■ Trecho do texto
· · ·

Ok, prato típico, instruí meu ex, dizendo que era uma espécie de lasanha que levava carne moída.

- Se é prato típico quero provar, adiantou-se ele. Como se eu não soubesse a resposta de antemão...

Para mim, era mais complicado. Além da carne, eu não sabia o que teria e me parecia um pouco gordurosa. Vi, então, uma espécie de carne cozida. Mas... do que seria? Eu queria me arriscar a pedir, mas não tinha como perguntar de que tipo de animal se tratava. Foi então que tive a idéia de perguntar:

- Múúúúúúú´???

E o garçon acenando "não" com a cabeça, respondeu:

- Mééééééé!!!

Rimos muito! Mas estávamos nos entendendo. Pedimos, então, uma moussaka, um "méééé" e apontamos para as bebidas. Fomos servidos como reis, com todas as gentilezas e aparatos de parentes próximos de astros do futebol brasileiro.

Dali para o museu, tão espetacular que qualquer descrição deixaria a desejar. Até meu ex ficou deslumbrado com os apetrechos usados por uma civilização de XV séculos antes de Cristo, apontando alfinetes de fralda, utensílios domésticos que usamos hoje em dia, carimbos os mais diversos, jóias bordadas por ourives do mais alto gabarito.

· · ·

■ Dados extraídos

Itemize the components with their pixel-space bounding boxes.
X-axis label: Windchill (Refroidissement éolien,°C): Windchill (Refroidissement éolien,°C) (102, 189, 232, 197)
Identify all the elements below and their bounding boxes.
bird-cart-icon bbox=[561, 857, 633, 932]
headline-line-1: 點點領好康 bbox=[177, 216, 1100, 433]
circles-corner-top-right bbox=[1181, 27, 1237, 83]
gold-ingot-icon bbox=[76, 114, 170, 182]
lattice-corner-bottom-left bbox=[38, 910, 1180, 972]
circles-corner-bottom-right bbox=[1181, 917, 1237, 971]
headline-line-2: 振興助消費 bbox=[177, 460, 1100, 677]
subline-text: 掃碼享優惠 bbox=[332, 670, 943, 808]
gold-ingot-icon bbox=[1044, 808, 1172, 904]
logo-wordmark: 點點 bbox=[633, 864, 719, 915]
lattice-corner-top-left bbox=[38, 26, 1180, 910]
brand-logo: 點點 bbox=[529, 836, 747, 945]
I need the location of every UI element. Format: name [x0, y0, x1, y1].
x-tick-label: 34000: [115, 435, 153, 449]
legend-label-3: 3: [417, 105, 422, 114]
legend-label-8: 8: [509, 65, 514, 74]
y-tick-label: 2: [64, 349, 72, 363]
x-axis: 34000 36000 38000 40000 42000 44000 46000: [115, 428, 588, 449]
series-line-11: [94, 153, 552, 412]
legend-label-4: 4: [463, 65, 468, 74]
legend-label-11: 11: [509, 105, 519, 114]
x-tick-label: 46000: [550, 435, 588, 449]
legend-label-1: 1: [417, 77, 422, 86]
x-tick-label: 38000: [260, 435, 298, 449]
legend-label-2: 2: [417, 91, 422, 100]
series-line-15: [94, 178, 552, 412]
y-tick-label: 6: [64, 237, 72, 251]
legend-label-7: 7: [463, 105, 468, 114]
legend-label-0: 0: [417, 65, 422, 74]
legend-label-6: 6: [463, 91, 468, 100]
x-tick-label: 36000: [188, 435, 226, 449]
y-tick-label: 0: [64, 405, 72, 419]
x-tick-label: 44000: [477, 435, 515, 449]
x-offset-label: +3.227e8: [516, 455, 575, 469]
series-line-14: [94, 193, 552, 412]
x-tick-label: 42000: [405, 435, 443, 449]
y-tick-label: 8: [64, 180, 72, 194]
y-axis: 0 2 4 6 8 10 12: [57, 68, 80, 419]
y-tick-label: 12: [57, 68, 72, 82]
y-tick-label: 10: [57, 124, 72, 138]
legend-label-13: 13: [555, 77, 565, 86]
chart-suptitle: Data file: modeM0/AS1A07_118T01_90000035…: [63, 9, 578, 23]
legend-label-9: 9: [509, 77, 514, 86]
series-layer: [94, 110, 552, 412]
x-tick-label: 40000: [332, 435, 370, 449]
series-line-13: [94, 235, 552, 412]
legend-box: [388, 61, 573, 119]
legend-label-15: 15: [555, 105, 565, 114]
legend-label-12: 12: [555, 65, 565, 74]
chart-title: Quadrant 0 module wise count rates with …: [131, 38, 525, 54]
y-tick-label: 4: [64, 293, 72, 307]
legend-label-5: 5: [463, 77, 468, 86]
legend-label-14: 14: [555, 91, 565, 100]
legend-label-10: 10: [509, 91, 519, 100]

· · ·

■ Objetivo do exercício
Edite o trecho do relato que se inicia nas palavras que contêm "Rimos muito! Mas" e termina em "mais alto gabarito.", substituindo "deslumbrado" por "encantado". Os itens não guardam relação com o relato.

■ Resposta
Rimos muito! Mas estávamos nos entendendo. Pedimos, então, uma moussaka, um "méééé" e apontamos para as bebidas. Fomos servidos como reis, com todas as gentilezas e aparatos de parentes próximos de astros do futebol brasileiro.

Dali para o museu, tão espetacular que qualquer descrição deixaria a desejar. Até meu ex ficou encantado com os apetrechos usados por uma civilização de XV séculos antes de Cristo, apontando alfinetes de fralda, utensílios domésticos que usamos hoje em dia, carimbos os mais diversos, jóias bordadas por ourives do mais alto gabarito.